DESCRIPTION OF THE TASK: Copy out the listing in full, exactly as written, but not its pictures.

TASK INPUTS:
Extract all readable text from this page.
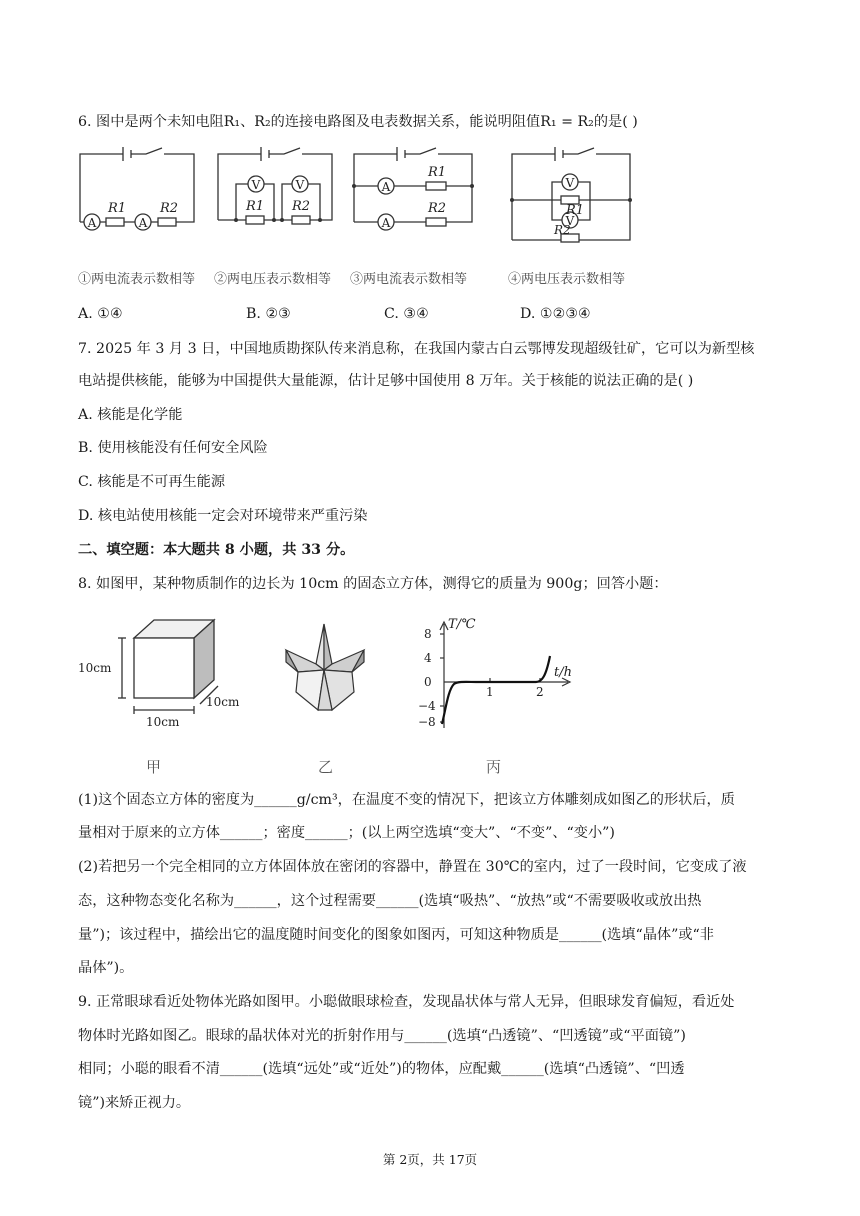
6. 图中是两个未知电阻R₁、R₂的连接电路图及电表数据关系，能说明阻值R₁ = R₂的是( )
A	A
R1	R2
V	V
R1 R2
A
A
R1
R2
V
V
R1
R2
①两电流表示数相等 ②两电压表示数相等 ③两电流表示数相等	④两电压表示数相等
A. ①④	B. ②③	C. ③④	D. ①②③④
7. 2025 年 3 月 3 日，中国地质勘探队传来消息称，在我国内蒙古白云鄂博发现超级钍矿，它可以为新型核
电站提供核能，能够为中国提供大量能源，估计足够中国使用 8 万年。关于核能的说法正确的是( )
A. 核能是化学能
B. 使用核能没有任何安全风险
C. 核能是不可再生能源
D. 核电站使用核能一定会对环境带来严重污染
二、填空题：本大题共 8 小题，共 33 分。
8. 如图甲，某种物质制作的边长为 10cm 的固态立方体，测得它的质量为 900g；回答小题：
10cm
10cm
10cm
T/℃
t/h
8
4
0
−4
−8
1	2
甲	乙	丙
(1)这个固态立方体的密度为______g/cm³，在温度不变的情况下，把该立方体雕刻成如图乙的形状后，质
量相对于原来的立方体______；密度______；(以上两空选填“变大”、“不变”、“变小”)
(2)若把另一个完全相同的立方体固体放在密闭的容器中，静置在 30℃的室内，过了一段时间，它变成了液
态，这种物态变化名称为______，这个过程需要______(选填“吸热”、“放热”或“不需要吸收或放出热
量”)；该过程中，描绘出它的温度随时间变化的图象如图丙，可知这种物质是______(选填“晶体”或“非
晶体”)。
9. 正常眼球看近处物体光路如图甲。小聪做眼球检查，发现晶状体与常人无异，但眼球发育偏短，看近处
物体时光路如图乙。眼球的晶状体对光的折射作用与______(选填“凸透镜”、“凹透镜”或“平面镜”)
相同；小聪的眼看不清______(选填“远处”或“近处”)的物体，应配戴______(选填“凸透镜”、“凹透
镜”)来矫正视力。
第 2页，共 17页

OUTPUT FOR THIS TASK:
Extract all readable text from this page.
6. 图中是两个未知电阻R₁、R₂的连接电路图及电表数据关系，能说明阻值R₁ = R₂的是( )
A	A
R1	R2
V	V
R1 R2
A
A
R1
R2
V
V
R1
R2
①两电流表示数相等 ②两电压表示数相等 ③两电流表示数相等	④两电压表示数相等
A. ①④	B. ②③	C. ③④	D. ①②③④
7. 2025 年 3 月 3 日，中国地质勘探队传来消息称，在我国内蒙古白云鄂博发现超级钍矿，它可以为新型核
电站提供核能，能够为中国提供大量能源，估计足够中国使用 8 万年。关于核能的说法正确的是( )
A. 核能是化学能
B. 使用核能没有任何安全风险
C. 核能是不可再生能源
D. 核电站使用核能一定会对环境带来严重污染
二、填空题：本大题共 8 小题，共 33 分。
8. 如图甲，某种物质制作的边长为 10cm 的固态立方体，测得它的质量为 900g；回答小题：
10cm
10cm
10cm
T/℃
t/h
8
4
0
−4
−8
1	2
甲	乙	丙
(1)这个固态立方体的密度为______g/cm³，在温度不变的情况下，把该立方体雕刻成如图乙的形状后，质
量相对于原来的立方体______；密度______；(以上两空选填“变大”、“不变”、“变小”)
(2)若把另一个完全相同的立方体固体放在密闭的容器中，静置在 30℃的室内，过了一段时间，它变成了液
态，这种物态变化名称为______，这个过程需要______(选填“吸热”、“放热”或“不需要吸收或放出热
量”)；该过程中，描绘出它的温度随时间变化的图象如图丙，可知这种物质是______(选填“晶体”或“非
晶体”)。
9. 正常眼球看近处物体光路如图甲。小聪做眼球检查，发现晶状体与常人无异，但眼球发育偏短，看近处
物体时光路如图乙。眼球的晶状体对光的折射作用与______(选填“凸透镜”、“凹透镜”或“平面镜”)
相同；小聪的眼看不清______(选填“远处”或“近处”)的物体，应配戴______(选填“凸透镜”、“凹透
镜”)来矫正视力。
第 2页，共 17页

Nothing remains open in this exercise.